## DATA EXCERPTS
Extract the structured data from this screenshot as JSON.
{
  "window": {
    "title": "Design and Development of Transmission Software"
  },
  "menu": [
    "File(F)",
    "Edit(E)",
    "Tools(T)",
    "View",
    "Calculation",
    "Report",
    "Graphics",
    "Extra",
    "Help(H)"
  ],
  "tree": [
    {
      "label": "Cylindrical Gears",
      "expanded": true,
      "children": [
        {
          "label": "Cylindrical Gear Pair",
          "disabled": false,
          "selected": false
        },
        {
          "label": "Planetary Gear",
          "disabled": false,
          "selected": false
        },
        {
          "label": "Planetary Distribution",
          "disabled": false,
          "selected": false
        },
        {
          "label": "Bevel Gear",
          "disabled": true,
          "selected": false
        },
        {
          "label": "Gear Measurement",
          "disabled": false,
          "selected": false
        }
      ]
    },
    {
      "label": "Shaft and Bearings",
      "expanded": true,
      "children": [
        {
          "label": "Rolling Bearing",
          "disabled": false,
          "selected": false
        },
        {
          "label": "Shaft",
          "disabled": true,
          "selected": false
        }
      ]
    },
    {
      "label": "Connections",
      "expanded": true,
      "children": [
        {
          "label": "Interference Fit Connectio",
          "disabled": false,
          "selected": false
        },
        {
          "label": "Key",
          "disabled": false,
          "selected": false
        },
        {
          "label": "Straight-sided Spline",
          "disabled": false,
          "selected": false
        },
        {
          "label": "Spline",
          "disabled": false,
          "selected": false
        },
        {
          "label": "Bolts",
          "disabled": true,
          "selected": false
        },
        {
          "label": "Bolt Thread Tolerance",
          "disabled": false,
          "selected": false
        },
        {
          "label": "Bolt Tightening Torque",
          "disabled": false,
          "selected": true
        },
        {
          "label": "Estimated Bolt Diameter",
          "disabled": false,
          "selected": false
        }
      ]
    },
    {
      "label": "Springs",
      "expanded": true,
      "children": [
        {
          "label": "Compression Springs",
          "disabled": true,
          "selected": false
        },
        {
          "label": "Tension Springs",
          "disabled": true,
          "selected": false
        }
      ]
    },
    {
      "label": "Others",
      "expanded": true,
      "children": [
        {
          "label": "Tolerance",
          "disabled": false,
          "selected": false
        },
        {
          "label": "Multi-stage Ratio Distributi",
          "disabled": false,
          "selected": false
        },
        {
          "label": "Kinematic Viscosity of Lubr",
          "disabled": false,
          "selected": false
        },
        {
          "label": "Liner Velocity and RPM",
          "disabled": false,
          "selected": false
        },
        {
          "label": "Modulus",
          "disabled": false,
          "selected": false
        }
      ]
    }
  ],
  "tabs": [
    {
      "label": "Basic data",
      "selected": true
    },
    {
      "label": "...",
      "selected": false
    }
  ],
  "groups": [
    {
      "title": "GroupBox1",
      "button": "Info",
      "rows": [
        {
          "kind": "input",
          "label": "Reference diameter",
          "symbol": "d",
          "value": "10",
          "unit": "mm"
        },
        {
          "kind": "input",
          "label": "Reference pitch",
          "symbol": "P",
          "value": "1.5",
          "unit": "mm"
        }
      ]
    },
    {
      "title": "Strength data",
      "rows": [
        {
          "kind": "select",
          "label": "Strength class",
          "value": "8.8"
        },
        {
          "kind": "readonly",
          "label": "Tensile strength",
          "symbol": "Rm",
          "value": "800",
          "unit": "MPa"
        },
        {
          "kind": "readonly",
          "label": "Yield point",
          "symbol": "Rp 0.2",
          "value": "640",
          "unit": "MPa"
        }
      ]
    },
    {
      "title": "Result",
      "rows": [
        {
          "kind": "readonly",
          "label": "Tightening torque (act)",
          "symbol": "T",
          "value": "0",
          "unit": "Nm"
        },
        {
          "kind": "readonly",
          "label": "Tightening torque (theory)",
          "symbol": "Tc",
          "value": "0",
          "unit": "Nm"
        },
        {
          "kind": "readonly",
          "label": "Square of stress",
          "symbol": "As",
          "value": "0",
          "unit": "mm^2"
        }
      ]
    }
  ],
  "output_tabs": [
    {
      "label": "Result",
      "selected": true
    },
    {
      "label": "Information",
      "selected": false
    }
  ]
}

## THE EXERCISE
Extract every line above containing the word "Reference".

## TASK OUTPUT
          "label": "Reference diameter",
          "label": "Reference pitch",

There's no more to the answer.